◆ WORK INSTRUCTIONS
Reproduce the material in full, unchanged.

--- MATERIAL FOR THIS TASK ---

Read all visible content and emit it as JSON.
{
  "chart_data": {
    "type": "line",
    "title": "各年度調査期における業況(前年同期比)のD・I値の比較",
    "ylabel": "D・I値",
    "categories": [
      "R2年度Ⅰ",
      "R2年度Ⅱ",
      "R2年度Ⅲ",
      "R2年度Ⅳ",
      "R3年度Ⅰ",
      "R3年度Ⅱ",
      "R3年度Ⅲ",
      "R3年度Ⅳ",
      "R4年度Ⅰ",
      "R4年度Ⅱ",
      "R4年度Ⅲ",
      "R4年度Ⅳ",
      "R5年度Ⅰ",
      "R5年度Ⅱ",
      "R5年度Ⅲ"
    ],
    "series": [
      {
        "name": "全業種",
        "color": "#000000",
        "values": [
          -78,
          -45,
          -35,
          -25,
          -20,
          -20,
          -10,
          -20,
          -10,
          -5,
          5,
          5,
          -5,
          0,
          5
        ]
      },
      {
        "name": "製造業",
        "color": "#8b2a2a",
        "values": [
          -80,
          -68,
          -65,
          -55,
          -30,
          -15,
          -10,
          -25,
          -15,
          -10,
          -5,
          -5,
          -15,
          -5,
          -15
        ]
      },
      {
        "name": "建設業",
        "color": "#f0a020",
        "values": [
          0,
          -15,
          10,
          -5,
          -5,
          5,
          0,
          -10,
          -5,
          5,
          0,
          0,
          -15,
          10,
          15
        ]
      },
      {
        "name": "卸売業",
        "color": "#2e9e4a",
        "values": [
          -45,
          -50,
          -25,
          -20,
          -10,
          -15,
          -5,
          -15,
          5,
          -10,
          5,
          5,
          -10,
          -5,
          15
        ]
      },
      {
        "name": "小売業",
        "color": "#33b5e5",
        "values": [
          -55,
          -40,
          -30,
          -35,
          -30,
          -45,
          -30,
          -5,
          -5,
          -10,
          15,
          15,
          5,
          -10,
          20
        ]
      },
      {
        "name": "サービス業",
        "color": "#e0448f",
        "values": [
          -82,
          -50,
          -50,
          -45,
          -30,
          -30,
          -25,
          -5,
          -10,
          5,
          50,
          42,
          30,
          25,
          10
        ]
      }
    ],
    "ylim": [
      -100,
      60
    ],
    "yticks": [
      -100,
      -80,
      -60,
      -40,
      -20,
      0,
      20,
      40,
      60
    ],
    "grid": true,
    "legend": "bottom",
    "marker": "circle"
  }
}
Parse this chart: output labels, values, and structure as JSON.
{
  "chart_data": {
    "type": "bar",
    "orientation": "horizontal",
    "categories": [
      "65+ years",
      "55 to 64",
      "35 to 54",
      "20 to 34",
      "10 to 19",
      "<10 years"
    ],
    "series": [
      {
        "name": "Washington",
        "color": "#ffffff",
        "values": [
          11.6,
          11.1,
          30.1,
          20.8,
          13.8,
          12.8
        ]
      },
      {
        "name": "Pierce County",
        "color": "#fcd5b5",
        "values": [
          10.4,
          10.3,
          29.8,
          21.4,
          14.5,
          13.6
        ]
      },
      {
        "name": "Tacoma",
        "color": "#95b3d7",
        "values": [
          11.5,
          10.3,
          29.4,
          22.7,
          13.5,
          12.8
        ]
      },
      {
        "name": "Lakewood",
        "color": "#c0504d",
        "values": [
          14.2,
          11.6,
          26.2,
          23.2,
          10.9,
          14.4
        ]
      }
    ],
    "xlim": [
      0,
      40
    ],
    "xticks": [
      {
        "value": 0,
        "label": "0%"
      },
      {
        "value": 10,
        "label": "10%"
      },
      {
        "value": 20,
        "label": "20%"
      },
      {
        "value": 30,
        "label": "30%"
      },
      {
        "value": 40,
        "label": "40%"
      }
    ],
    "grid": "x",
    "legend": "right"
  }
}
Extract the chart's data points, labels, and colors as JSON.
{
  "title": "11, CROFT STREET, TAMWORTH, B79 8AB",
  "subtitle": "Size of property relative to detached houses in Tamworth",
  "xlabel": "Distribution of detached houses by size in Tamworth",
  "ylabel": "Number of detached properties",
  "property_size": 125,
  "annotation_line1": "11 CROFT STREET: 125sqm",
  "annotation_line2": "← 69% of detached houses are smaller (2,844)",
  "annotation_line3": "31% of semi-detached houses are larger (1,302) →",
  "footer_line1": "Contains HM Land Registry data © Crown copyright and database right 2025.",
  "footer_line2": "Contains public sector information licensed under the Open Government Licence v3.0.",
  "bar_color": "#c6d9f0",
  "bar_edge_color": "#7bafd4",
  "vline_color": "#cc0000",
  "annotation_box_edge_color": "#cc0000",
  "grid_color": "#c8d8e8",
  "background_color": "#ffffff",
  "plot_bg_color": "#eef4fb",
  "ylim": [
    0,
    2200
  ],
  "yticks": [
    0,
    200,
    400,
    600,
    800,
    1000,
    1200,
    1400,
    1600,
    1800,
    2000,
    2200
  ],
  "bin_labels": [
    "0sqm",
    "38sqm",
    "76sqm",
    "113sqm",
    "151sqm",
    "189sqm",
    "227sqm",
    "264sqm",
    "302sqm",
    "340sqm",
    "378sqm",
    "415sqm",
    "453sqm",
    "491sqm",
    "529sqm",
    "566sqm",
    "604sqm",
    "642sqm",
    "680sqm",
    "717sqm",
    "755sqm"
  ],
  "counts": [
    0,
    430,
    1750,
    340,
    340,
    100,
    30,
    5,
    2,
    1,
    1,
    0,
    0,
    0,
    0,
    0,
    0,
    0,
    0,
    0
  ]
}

---

◆ RESULT
Read all visible content and emit it as JSON.
{
  "chart_data": {
    "type": "line",
    "title": "各年度調査期における業況(前年同期比)のD・I値の比較",
    "ylabel": "D・I値",
    "categories": [
      "R2年度Ⅰ",
      "R2年度Ⅱ",
      "R2年度Ⅲ",
      "R2年度Ⅳ",
      "R3年度Ⅰ",
      "R3年度Ⅱ",
      "R3年度Ⅲ",
      "R3年度Ⅳ",
      "R4年度Ⅰ",
      "R4年度Ⅱ",
      "R4年度Ⅲ",
      "R4年度Ⅳ",
      "R5年度Ⅰ",
      "R5年度Ⅱ",
      "R5年度Ⅲ"
    ],
    "series": [
      {
        "name": "全業種",
        "color": "#000000",
        "values": [
          -78,
          -45,
          -35,
          -25,
          -20,
          -20,
          -10,
          -20,
          -10,
          -5,
          5,
          5,
          -5,
          0,
          5
        ]
      },
      {
        "name": "製造業",
        "color": "#8b2a2a",
        "values": [
          -80,
          -68,
          -65,
          -55,
          -30,
          -15,
          -10,
          -25,
          -15,
          -10,
          -5,
          -5,
          -15,
          -5,
          -15
        ]
      },
      {
        "name": "建設業",
        "color": "#f0a020",
        "values": [
          0,
          -15,
          10,
          -5,
          -5,
          5,
          0,
          -10,
          -5,
          5,
          0,
          0,
          -15,
          10,
          15
        ]
      },
      {
        "name": "卸売業",
        "color": "#2e9e4a",
        "values": [
          -45,
          -50,
          -25,
          -20,
          -10,
          -15,
          -5,
          -15,
          5,
          -10,
          5,
          5,
          -10,
          -5,
          15
        ]
      },
      {
        "name": "小売業",
        "color": "#33b5e5",
        "values": [
          -55,
          -40,
          -30,
          -35,
          -30,
          -45,
          -30,
          -5,
          -5,
          -10,
          15,
          15,
          5,
          -10,
          20
        ]
      },
      {
        "name": "サービス業",
        "color": "#e0448f",
        "values": [
          -82,
          -50,
          -50,
          -45,
          -30,
          -30,
          -25,
          -5,
          -10,
          5,
          50,
          42,
          30,
          25,
          10
        ]
      }
    ],
    "ylim": [
      -100,
      60
    ],
    "yticks": [
      -100,
      -80,
      -60,
      -40,
      -20,
      0,
      20,
      40,
      60
    ],
    "grid": true,
    "legend": "bottom",
    "marker": "circle"
  }
}
Parse this chart: output labels, values, and structure as JSON.
{
  "chart_data": {
    "type": "bar",
    "orientation": "horizontal",
    "categories": [
      "65+ years",
      "55 to 64",
      "35 to 54",
      "20 to 34",
      "10 to 19",
      "<10 years"
    ],
    "series": [
      {
        "name": "Washington",
        "color": "#ffffff",
        "values": [
          11.6,
          11.1,
          30.1,
          20.8,
          13.8,
          12.8
        ]
      },
      {
        "name": "Pierce County",
        "color": "#fcd5b5",
        "values": [
          10.4,
          10.3,
          29.8,
          21.4,
          14.5,
          13.6
        ]
      },
      {
        "name": "Tacoma",
        "color": "#95b3d7",
        "values": [
          11.5,
          10.3,
          29.4,
          22.7,
          13.5,
          12.8
        ]
      },
      {
        "name": "Lakewood",
        "color": "#c0504d",
        "values": [
          14.2,
          11.6,
          26.2,
          23.2,
          10.9,
          14.4
        ]
      }
    ],
    "xlim": [
      0,
      40
    ],
    "xticks": [
      {
        "value": 0,
        "label": "0%"
      },
      {
        "value": 10,
        "label": "10%"
      },
      {
        "value": 20,
        "label": "20%"
      },
      {
        "value": 30,
        "label": "30%"
      },
      {
        "value": 40,
        "label": "40%"
      }
    ],
    "grid": "x",
    "legend": "right"
  }
}
Extract the chart's data points, labels, and colors as JSON.
{
  "title": "11, CROFT STREET, TAMWORTH, B79 8AB",
  "subtitle": "Size of property relative to detached houses in Tamworth",
  "xlabel": "Distribution of detached houses by size in Tamworth",
  "ylabel": "Number of detached properties",
  "property_size": 125,
  "annotation_line1": "11 CROFT STREET: 125sqm",
  "annotation_line2": "← 69% of detached houses are smaller (2,844)",
  "annotation_line3": "31% of semi-detached houses are larger (1,302) →",
  "footer_line1": "Contains HM Land Registry data © Crown copyright and database right 2025.",
  "footer_line2": "Contains public sector information licensed under the Open Government Licence v3.0.",
  "bar_color": "#c6d9f0",
  "bar_edge_color": "#7bafd4",
  "vline_color": "#cc0000",
  "annotation_box_edge_color": "#cc0000",
  "grid_color": "#c8d8e8",
  "background_color": "#ffffff",
  "plot_bg_color": "#eef4fb",
  "ylim": [
    0,
    2200
  ],
  "yticks": [
    0,
    200,
    400,
    600,
    800,
    1000,
    1200,
    1400,
    1600,
    1800,
    2000,
    2200
  ],
  "bin_labels": [
    "0sqm",
    "38sqm",
    "76sqm",
    "113sqm",
    "151sqm",
    "189sqm",
    "227sqm",
    "264sqm",
    "302sqm",
    "340sqm",
    "378sqm",
    "415sqm",
    "453sqm",
    "491sqm",
    "529sqm",
    "566sqm",
    "604sqm",
    "642sqm",
    "680sqm",
    "717sqm",
    "755sqm"
  ],
  "counts": [
    0,
    430,
    1750,
    340,
    340,
    100,
    30,
    5,
    2,
    1,
    1,
    0,
    0,
    0,
    0,
    0,
    0,
    0,
    0,
    0
  ]
}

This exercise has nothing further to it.